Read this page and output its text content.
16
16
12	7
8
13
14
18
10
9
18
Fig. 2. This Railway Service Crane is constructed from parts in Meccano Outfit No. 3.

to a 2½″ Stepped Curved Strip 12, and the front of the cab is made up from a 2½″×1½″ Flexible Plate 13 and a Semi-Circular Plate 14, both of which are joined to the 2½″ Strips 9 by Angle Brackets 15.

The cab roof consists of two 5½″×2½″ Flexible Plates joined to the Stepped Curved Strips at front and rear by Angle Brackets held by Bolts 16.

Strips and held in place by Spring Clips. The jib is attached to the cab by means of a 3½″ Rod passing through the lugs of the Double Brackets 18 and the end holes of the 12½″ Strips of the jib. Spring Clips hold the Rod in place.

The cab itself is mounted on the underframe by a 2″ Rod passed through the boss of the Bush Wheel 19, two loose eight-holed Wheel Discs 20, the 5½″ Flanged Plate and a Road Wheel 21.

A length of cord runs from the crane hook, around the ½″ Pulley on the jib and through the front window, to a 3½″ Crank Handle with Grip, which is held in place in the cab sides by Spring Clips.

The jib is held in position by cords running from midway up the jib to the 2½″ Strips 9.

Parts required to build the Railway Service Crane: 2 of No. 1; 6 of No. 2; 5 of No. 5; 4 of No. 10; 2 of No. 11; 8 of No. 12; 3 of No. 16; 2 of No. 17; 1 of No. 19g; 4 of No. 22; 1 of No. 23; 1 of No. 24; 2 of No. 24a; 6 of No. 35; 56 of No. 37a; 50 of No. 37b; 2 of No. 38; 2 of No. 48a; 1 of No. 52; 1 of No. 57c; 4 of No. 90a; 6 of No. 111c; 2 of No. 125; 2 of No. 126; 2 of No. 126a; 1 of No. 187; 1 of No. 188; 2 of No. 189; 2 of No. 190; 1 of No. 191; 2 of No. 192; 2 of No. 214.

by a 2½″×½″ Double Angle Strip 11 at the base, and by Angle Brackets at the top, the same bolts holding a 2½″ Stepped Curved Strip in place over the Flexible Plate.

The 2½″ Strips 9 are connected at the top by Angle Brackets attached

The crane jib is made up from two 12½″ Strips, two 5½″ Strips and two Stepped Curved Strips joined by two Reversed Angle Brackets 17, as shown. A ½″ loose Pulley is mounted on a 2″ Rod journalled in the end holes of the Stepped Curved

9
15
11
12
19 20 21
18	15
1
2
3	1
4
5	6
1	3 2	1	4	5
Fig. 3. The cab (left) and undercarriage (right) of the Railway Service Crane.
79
---
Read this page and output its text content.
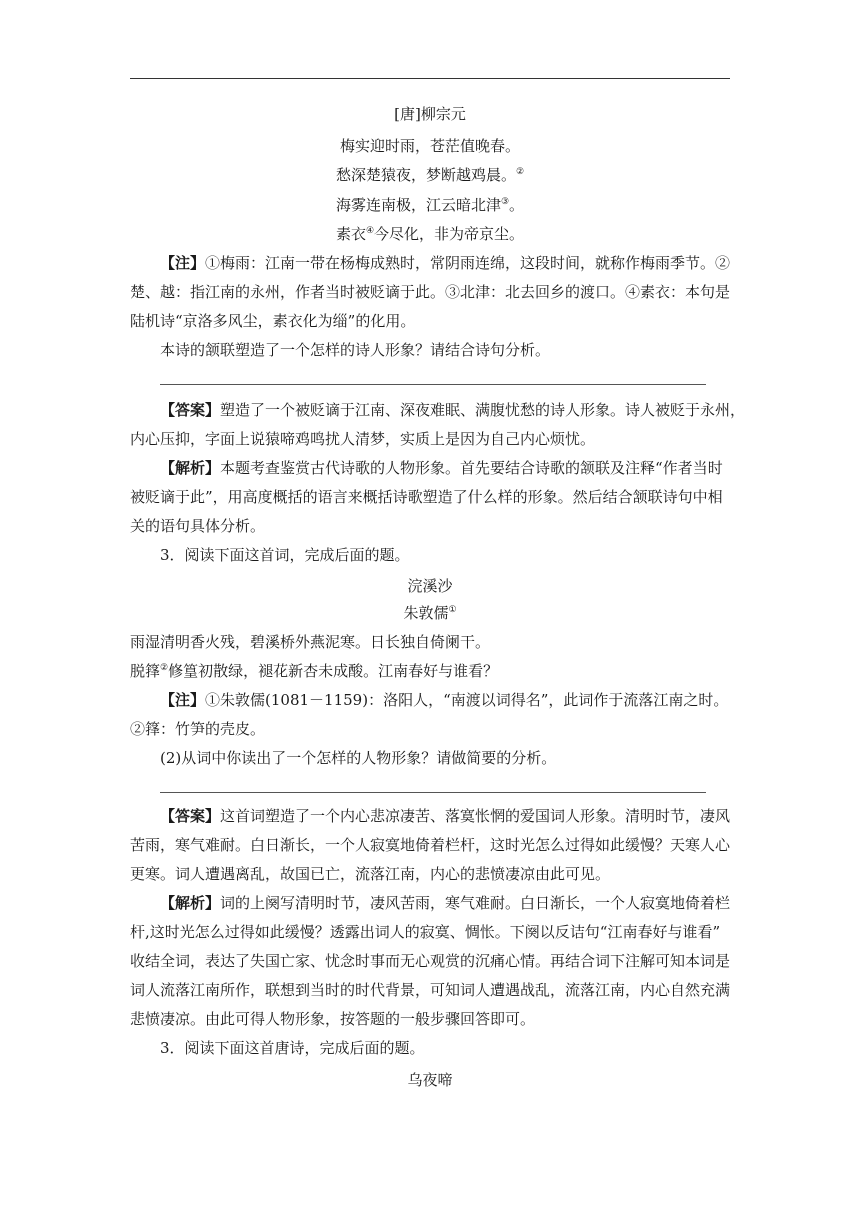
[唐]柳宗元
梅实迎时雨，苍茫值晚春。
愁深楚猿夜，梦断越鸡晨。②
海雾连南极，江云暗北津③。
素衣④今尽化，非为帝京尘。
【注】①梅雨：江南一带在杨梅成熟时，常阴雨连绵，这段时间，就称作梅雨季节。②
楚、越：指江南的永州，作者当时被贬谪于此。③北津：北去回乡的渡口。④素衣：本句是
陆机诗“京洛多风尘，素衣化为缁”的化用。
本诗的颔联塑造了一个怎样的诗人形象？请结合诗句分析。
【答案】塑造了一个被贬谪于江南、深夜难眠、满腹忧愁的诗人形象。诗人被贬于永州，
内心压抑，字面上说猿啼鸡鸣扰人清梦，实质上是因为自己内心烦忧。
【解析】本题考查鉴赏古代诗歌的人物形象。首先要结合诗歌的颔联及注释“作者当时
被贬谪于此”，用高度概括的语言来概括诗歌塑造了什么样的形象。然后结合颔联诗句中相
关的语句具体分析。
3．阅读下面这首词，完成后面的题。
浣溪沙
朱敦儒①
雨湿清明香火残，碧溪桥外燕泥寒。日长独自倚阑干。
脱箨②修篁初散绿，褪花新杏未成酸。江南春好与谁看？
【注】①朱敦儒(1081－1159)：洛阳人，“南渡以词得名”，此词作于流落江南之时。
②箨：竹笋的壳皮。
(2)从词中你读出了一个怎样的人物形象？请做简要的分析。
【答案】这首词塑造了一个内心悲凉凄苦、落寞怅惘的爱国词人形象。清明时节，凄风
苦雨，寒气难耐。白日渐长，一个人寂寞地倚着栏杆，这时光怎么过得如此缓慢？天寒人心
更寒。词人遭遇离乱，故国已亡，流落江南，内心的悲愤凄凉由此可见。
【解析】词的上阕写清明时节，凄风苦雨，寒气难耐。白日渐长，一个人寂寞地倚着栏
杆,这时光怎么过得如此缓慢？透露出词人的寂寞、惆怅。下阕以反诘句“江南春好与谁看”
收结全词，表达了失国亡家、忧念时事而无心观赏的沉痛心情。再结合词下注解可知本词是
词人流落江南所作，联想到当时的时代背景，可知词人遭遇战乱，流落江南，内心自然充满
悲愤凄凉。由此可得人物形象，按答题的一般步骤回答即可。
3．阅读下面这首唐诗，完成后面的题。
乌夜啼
---
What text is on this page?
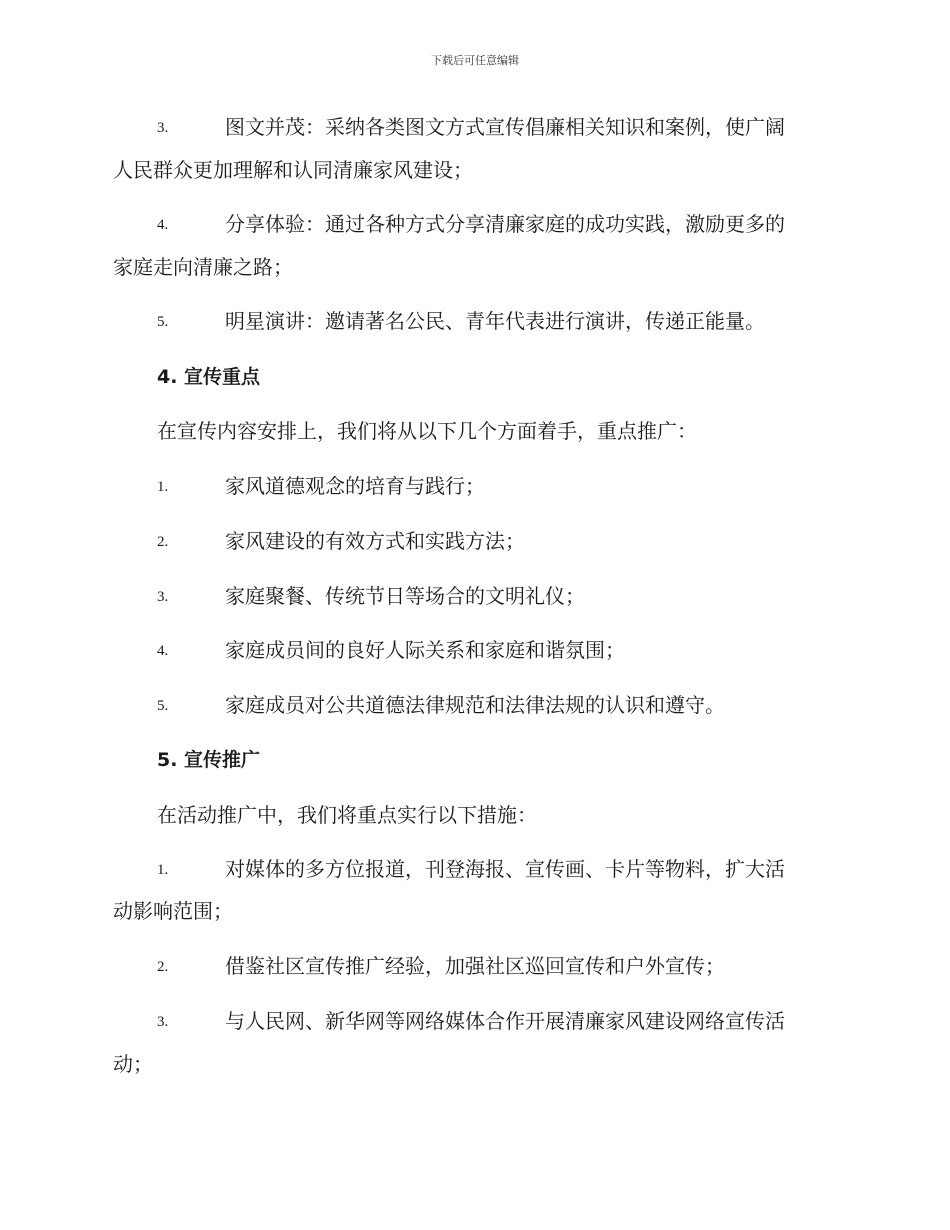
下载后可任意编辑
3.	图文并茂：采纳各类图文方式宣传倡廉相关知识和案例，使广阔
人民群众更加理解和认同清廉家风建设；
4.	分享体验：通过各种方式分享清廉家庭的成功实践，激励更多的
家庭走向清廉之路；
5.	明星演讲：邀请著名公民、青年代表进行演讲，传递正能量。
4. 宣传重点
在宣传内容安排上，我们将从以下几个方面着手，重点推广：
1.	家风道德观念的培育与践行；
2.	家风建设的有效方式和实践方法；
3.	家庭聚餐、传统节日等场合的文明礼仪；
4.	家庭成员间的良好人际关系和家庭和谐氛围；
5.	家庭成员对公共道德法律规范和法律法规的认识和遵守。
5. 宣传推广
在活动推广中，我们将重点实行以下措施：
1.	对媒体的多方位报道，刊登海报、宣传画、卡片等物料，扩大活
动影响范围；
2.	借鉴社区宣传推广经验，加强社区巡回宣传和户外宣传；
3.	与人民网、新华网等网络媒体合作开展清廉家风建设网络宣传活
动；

Given exercise: Copy all lines from the material that contain "江南春好与谁看".

The response:
脱箨②修篁初散绿，褪花新杏未成酸。江南春好与谁看？
杆,这时光怎么过得如此缓慢？透露出词人的寂寞、惆怅。下阕以反诘句“江南春好与谁看”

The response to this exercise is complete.